Task material:
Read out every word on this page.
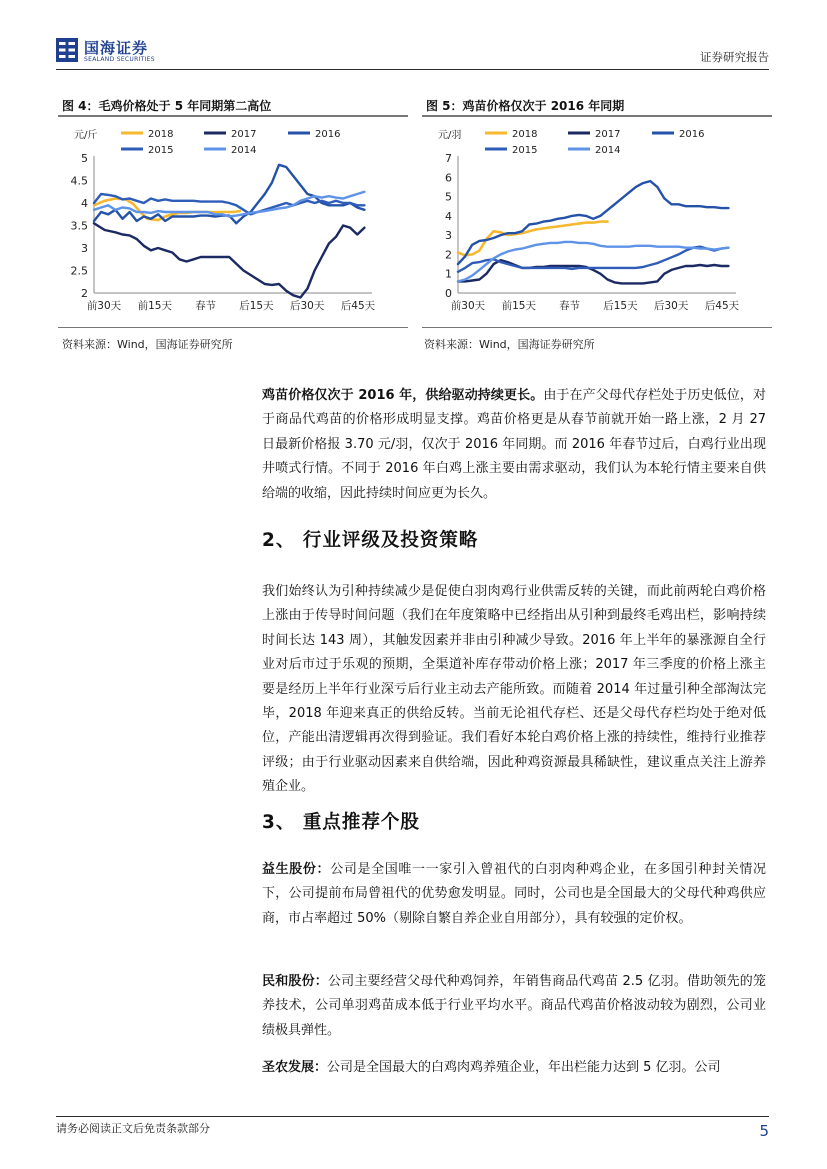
国海证券
SEALAND SECURITIES	证券研究报告
图 4：毛鸡价格处于 5 年同期第二高位	图 5：鸡苗价格仅次于 2016 年同期
元/斤
2
2.5
3
3.5
4
4.5
5
前30天 前15天 春节 后15天 后30天 后45天
2018	2017	2016
2015	2014
元/羽
0
1
2
3
4
5
6
7
前30天 前15天 春节 后15天 后30天 后45天
2018	2017	2016
2015	2014
资料来源：Wind，国海证券研究所	资料来源：Wind，国海证券研究所
鸡苗价格仅次于 2016 年，供给驱动持续更长。由于在产父母代存栏处于历史低位，对于商品代鸡苗的价格形成明显支撑。鸡苗价格更是从春节前就开始一路上涨，2 月 27 日最新价格报 3.70 元/羽，仅次于 2016 年同期。而 2016 年春节过后，白鸡行业出现井喷式行情。不同于 2016 年白鸡上涨主要由需求驱动，我们认为本轮行情主要来自供给端的收缩，因此持续时间应更为长久。
2、 行业评级及投资策略
我们始终认为引种持续减少是促使白羽肉鸡行业供需反转的关键，而此前两轮白鸡价格上涨由于传导时间问题（我们在年度策略中已经指出从引种到最终毛鸡出栏，影响持续时间长达 143 周），其触发因素并非由引种减少导致。2016 年上半年的暴涨源自全行业对后市过于乐观的预期，全渠道补库存带动价格上涨；2017 年三季度的价格上涨主要是经历上半年行业深亏后行业主动去产能所致。而随着 2014 年过量引种全部淘汰完毕，2018 年迎来真正的供给反转。当前无论祖代存栏、还是父母代存栏均处于绝对低位，产能出清逻辑再次得到验证。我们看好本轮白鸡价格上涨的持续性，维持行业推荐评级；由于行业驱动因素来自供给端，因此种鸡资源最具稀缺性，建议重点关注上游养殖企业。
3、 重点推荐个股
益生股份：公司是全国唯一一家引入曾祖代的白羽肉种鸡企业，在多国引种封关情况下，公司提前布局曾祖代的优势愈发明显。同时，公司也是全国最大的父母代种鸡供应商，市占率超过 50%（剔除自繁自养企业自用部分），具有较强的定价权。
民和股份：公司主要经营父母代种鸡饲养，年销售商品代鸡苗 2.5 亿羽。借助领先的笼养技术，公司单羽鸡苗成本低于行业平均水平。商品代鸡苗价格波动较为剧烈，公司业绩极具弹性。
圣农发展：公司是全国最大的白鸡肉鸡养殖企业，年出栏能力达到 5 亿羽。公司
请务必阅读正文后免责条款部分	5
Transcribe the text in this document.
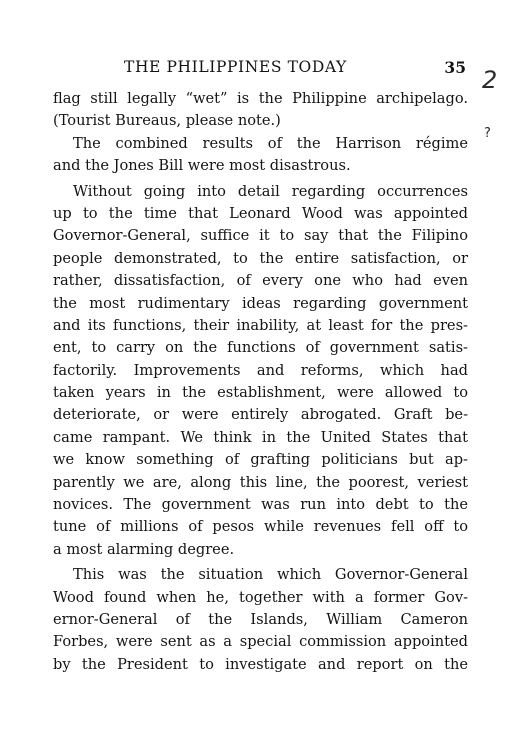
THE PHILIPPINES TODAY	35 2
?
flag still legally “wet” is the Philippine archipelago.
(Tourist Bureaus, please note.)
The combined results of the Harrison régime
and the Jones Bill were most disastrous.
Without going into detail regarding occurrences
up to the time that Leonard Wood was appointed
Governor-General, suffice it to say that the Filipino
people demonstrated, to the entire satisfaction, or
rather, dissatisfaction, of every one who had even
the most rudimentary ideas regarding government
and its functions, their inability, at least for the pres-
ent, to carry on the functions of government satis-
factorily. Improvements and reforms, which had
taken years in the establishment, were allowed to
deteriorate, or were entirely abrogated. Graft be-
came rampant. We think in the United States that
we know something of grafting politicians but ap-
parently we are, along this line, the poorest, veriest
novices. The government was run into debt to the
tune of millions of pesos while revenues fell off to
a most alarming degree.
This was the situation which Governor-General
Wood found when he, together with a former Gov-
ernor-General of the Islands, William Cameron
Forbes, were sent as a special commission appointed
by the President to investigate and report on the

Exercise: Go through the entries above and print each one exactly, minus the pictures.

Response:
Read out every word on this page.
国海证券
SEALAND SECURITIES	证券研究报告
图 4：毛鸡价格处于 5 年同期第二高位	图 5：鸡苗价格仅次于 2016 年同期
元/斤
2
2.5
3
3.5
4
4.5
5
前30天 前15天 春节 后15天 后30天 后45天
2018	2017	2016
2015	2014
元/羽
0
1
2
3
4
5
6
7
前30天 前15天 春节 后15天 后30天 后45天
2018	2017	2016
2015	2014
资料来源：Wind，国海证券研究所	资料来源：Wind，国海证券研究所
鸡苗价格仅次于 2016 年，供给驱动持续更长。由于在产父母代存栏处于历史低位，对于商品代鸡苗的价格形成明显支撑。鸡苗价格更是从春节前就开始一路上涨，2 月 27 日最新价格报 3.70 元/羽，仅次于 2016 年同期。而 2016 年春节过后，白鸡行业出现井喷式行情。不同于 2016 年白鸡上涨主要由需求驱动，我们认为本轮行情主要来自供给端的收缩，因此持续时间应更为长久。
2、 行业评级及投资策略
我们始终认为引种持续减少是促使白羽肉鸡行业供需反转的关键，而此前两轮白鸡价格上涨由于传导时间问题（我们在年度策略中已经指出从引种到最终毛鸡出栏，影响持续时间长达 143 周），其触发因素并非由引种减少导致。2016 年上半年的暴涨源自全行业对后市过于乐观的预期，全渠道补库存带动价格上涨；2017 年三季度的价格上涨主要是经历上半年行业深亏后行业主动去产能所致。而随着 2014 年过量引种全部淘汰完毕，2018 年迎来真正的供给反转。当前无论祖代存栏、还是父母代存栏均处于绝对低位，产能出清逻辑再次得到验证。我们看好本轮白鸡价格上涨的持续性，维持行业推荐评级；由于行业驱动因素来自供给端，因此种鸡资源最具稀缺性，建议重点关注上游养殖企业。
3、 重点推荐个股
益生股份：公司是全国唯一一家引入曾祖代的白羽肉种鸡企业，在多国引种封关情况下，公司提前布局曾祖代的优势愈发明显。同时，公司也是全国最大的父母代种鸡供应商，市占率超过 50%（剔除自繁自养企业自用部分），具有较强的定价权。
民和股份：公司主要经营父母代种鸡饲养，年销售商品代鸡苗 2.5 亿羽。借助领先的笼养技术，公司单羽鸡苗成本低于行业平均水平。商品代鸡苗价格波动较为剧烈，公司业绩极具弹性。
圣农发展：公司是全国最大的白鸡肉鸡养殖企业，年出栏能力达到 5 亿羽。公司
请务必阅读正文后免责条款部分	5
Transcribe the text in this document.
THE PHILIPPINES TODAY	35 2
?
flag still legally “wet” is the Philippine archipelago.
(Tourist Bureaus, please note.)
The combined results of the Harrison régime
and the Jones Bill were most disastrous.
Without going into detail regarding occurrences
up to the time that Leonard Wood was appointed
Governor-General, suffice it to say that the Filipino
people demonstrated, to the entire satisfaction, or
rather, dissatisfaction, of every one who had even
the most rudimentary ideas regarding government
and its functions, their inability, at least for the pres-
ent, to carry on the functions of government satis-
factorily. Improvements and reforms, which had
taken years in the establishment, were allowed to
deteriorate, or were entirely abrogated. Graft be-
came rampant. We think in the United States that
we know something of grafting politicians but ap-
parently we are, along this line, the poorest, veriest
novices. The government was run into debt to the
tune of millions of pesos while revenues fell off to
a most alarming degree.
This was the situation which Governor-General
Wood found when he, together with a former Gov-
ernor-General of the Islands, William Cameron
Forbes, were sent as a special commission appointed
by the President to investigate and report on the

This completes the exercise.